QUOTED PASSAGE —
From: Mathieu Desnoyers <mathieu.desnoyers@polymtl.ca>
To: Andi Kleen <ak@suse.de>
Cc: jbeulich@novell.com, jeremy@goop.org, zach@vmware.com,
patches@x86-64.org, linux-kernel@vger.kernel.org
Subject: Re: [PATCH] [2/11] x86: Fix alternatives and kprobes to remap write-protected kernel text
Date: Mon, 23 Jul 2007 10:46:03 -0400 [thread overview]
Message-ID: <20070723144603.GA11854@Krystal> (raw)
In-Reply-To: <20070720153246.6597614E79@wotan.suse.de>
Hi Andi,
I would recommend to prefix with __init every function that is assumed
"safe" because executed at boot time. It would minimize the risks of
buggy usage of these text-modification primitives. That includes
text_poke() and a big chunk of the apply alternative code. (it should
never be executed on a live system, except at boot time, right ?)
Since the constraints are completely different between boot time code
patching and live code patching, there might be some need for two
text_poke versions.
Mathieu
* Andi Kleen (ak@suse.de) wrote:
>
> Reenable kprobes and alternative patching when the kernel text is write
> protected by DEBUG_RODATA
> Add a general utility function to change write protected text.
> The new function remaps the code using vmap to write it and takes
> care of CPU synchronization. It also does CLFLUSH to make icache recovery
> faster.

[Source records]
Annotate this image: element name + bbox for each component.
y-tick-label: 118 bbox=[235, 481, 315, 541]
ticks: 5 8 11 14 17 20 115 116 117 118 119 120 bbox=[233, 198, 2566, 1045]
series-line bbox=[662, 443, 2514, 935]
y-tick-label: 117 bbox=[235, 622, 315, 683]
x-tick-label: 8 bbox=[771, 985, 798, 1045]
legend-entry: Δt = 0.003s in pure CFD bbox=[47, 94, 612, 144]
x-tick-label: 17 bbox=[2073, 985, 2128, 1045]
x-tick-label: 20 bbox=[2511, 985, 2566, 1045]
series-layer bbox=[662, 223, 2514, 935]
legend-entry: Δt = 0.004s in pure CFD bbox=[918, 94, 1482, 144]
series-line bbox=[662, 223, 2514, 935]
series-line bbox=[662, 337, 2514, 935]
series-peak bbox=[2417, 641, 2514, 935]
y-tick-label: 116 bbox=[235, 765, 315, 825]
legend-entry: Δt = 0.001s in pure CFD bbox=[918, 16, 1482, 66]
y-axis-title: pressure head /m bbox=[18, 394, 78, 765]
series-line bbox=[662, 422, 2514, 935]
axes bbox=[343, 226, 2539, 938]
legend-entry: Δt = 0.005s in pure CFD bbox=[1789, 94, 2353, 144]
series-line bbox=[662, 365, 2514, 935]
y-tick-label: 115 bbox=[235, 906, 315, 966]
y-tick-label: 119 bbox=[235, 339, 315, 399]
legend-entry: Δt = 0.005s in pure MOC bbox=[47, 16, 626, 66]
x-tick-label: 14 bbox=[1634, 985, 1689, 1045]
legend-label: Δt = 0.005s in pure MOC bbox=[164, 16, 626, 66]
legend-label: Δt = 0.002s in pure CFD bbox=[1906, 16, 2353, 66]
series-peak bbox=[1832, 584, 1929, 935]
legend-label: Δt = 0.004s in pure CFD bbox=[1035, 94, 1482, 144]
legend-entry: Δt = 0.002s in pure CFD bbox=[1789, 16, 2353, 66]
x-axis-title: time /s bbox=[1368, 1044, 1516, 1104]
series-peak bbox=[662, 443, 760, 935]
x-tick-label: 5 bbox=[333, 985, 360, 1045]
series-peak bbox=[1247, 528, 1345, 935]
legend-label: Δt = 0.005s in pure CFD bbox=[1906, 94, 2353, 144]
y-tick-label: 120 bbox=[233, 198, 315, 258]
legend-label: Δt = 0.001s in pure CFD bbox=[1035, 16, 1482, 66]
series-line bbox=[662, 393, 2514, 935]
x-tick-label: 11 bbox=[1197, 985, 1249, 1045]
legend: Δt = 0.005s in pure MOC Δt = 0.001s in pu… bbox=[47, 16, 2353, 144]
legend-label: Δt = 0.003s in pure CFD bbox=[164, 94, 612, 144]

JOBS —
1. Answer these questions from the kernel patch discussion:
(a) Which prefix does Mathieu recommend adding to every function assumed safe because it runs at boot time?
(b) Which option write-protects the kernel text, according to the quoted patch description?
(c) What does the new utility function use to remap the code so it can be written?
2. Carry the kernel patch discussion forward from its final line.

ANSWERS TO THE EXERCISES —
1.
(a) __init
(b) DEBUG_RODATA
(c) vmap

2.
>
> There are some limitations on when the function can be used, see
> the comment.
>
> This is a newer version that also changes the paravirt_ops code.
> text_poke also supports multi byte patching now.
>
> Contains bug fixes from Zach Amsden and suggestions from
> Mathieu Desnoyers.
>
> Cc: jbeulich@novell.com
> Cc: jeremy@goop.org
> Cc: Mathieu Desnoyers <compudj@krystal.dyndns.org>
> Cc: zach@vmware.com
>
> Signed-off-by: Andi Kleen <ak@suse.de>
>
> ---
> arch/i386/kernel/alternative.c | 33 +++++++++++++++++++++++++++++++--
> arch/i386/kernel/kprobes.c | 9 +++------
> arch/i386/mm/init.c | 14 +++-----------
> arch/x86_64/kernel/kprobes.c | 10 +++-------
> arch/x86_64/mm/init.c | 10 ----------
> arch/x86_64/mm/pageattr.c | 2 +-
> include/asm-i386/alternative.h | 2 ++
> include/asm-x86_64/alternative.h | 2 ++
> include/asm-x86_64/pgtable.h | 2 ++
> 9 files changed, 47 insertions(+), 37 deletions(-)
>
> Index: linux/arch/x86_64/kernel/kprobes.c
> ===================================================================
> --- linux.orig/arch/x86_64/kernel/kprobes.c
> +++ linux/arch/x86_64/kernel/kprobes.c
> @@ -39,9 +39,9 @@
> #include <linux/module.h>
> #include <linux/kdebug.h>
>
> -#include <asm/cacheflush.h>
> #include <asm/pgtable.h>
> #include <asm/uaccess.h>
> +#include <asm/alternative.h>
>
> void jprobe_return_end(void);
> static void __kprobes arch_copy_kprobe(struct kprobe *p);
> @@ -209,16 +209,12 @@ static void __kprobes arch_copy_kprobe(s
>
> void __kprobes arch_arm_kprobe(struct kprobe *p)
> {
> - *p->addr = BREAKPOINT_INSTRUCTION;
> - flush_icache_range((unsigned long) p->addr,
> - (unsigned long) p->addr + sizeof(kprobe_opcode_t));
> + text_poke(p->addr, ((unsigned char []){BREAKPOINT_INSTRUCTION}), 1);
> }
>
> void __kprobes arch_disarm_kprobe(struct kprobe *p)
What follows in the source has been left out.